PROBLEM TO WORK ON: Nothing other than the lines from the one containing "Convert this screenshot" through the close of the entries below should be printed, each exactly.

───── INPUT RECORDS

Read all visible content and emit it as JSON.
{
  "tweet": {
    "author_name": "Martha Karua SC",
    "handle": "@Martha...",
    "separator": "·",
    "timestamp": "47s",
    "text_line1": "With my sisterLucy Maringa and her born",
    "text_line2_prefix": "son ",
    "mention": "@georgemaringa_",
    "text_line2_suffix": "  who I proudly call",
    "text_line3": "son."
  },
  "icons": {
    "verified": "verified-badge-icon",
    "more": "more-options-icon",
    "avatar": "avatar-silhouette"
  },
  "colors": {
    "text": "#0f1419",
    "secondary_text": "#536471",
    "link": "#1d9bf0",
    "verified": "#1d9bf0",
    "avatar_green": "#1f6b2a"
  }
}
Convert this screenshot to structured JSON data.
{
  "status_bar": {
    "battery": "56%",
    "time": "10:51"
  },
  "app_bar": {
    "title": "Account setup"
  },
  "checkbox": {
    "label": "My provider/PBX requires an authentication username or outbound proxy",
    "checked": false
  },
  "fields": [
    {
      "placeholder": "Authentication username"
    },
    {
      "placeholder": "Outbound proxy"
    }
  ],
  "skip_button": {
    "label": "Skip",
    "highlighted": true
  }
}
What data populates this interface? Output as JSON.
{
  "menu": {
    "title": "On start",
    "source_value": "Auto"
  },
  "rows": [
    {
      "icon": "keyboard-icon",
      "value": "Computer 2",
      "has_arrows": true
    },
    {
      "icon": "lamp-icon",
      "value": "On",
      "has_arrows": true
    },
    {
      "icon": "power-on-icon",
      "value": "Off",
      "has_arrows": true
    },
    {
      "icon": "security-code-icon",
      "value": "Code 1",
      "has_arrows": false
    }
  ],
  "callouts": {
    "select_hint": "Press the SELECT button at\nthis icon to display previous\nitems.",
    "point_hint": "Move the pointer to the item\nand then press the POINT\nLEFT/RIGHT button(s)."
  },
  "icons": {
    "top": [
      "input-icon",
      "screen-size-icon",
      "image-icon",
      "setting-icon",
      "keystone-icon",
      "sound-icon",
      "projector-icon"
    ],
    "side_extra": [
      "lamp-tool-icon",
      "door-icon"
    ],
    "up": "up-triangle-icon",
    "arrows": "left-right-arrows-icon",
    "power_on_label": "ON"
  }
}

──────────

THE OUTPUT:
Convert this screenshot to structured JSON data.
{
  "status_bar": {
    "battery": "56%",
    "time": "10:51"
  },
  "app_bar": {
    "title": "Account setup"
  },
  "checkbox": {
    "label": "My provider/PBX requires an authentication username or outbound proxy",
    "checked": false
  },
  "fields": [
    {
      "placeholder": "Authentication username"
    },
    {
      "placeholder": "Outbound proxy"
    }
  ],
  "skip_button": {
    "label": "Skip",
    "highlighted": true
  }
}
What data populates this interface? Output as JSON.
{
  "menu": {
    "title": "On start",
    "source_value": "Auto"
  },
  "rows": [
    {
      "icon": "keyboard-icon",
      "value": "Computer 2",
      "has_arrows": true
    },
    {
      "icon": "lamp-icon",
      "value": "On",
      "has_arrows": true
    },
    {
      "icon": "power-on-icon",
      "value": "Off",
      "has_arrows": true
    },
    {
      "icon": "security-code-icon",
      "value": "Code 1",
      "has_arrows": false
    }
  ],
  "callouts": {
    "select_hint": "Press the SELECT button at\nthis icon to display previous\nitems.",
    "point_hint": "Move the pointer to the item\nand then press the POINT\nLEFT/RIGHT button(s)."
  },
  "icons": {
    "top": [
      "input-icon",
      "screen-size-icon",
      "image-icon",
      "setting-icon",
      "keystone-icon",
      "sound-icon",
      "projector-icon"
    ],
    "side_extra": [
      "lamp-tool-icon",
      "door-icon"
    ],
    "up": "up-triangle-icon",
    "arrows": "left-right-arrows-icon",
    "power_on_label": "ON"
  }
}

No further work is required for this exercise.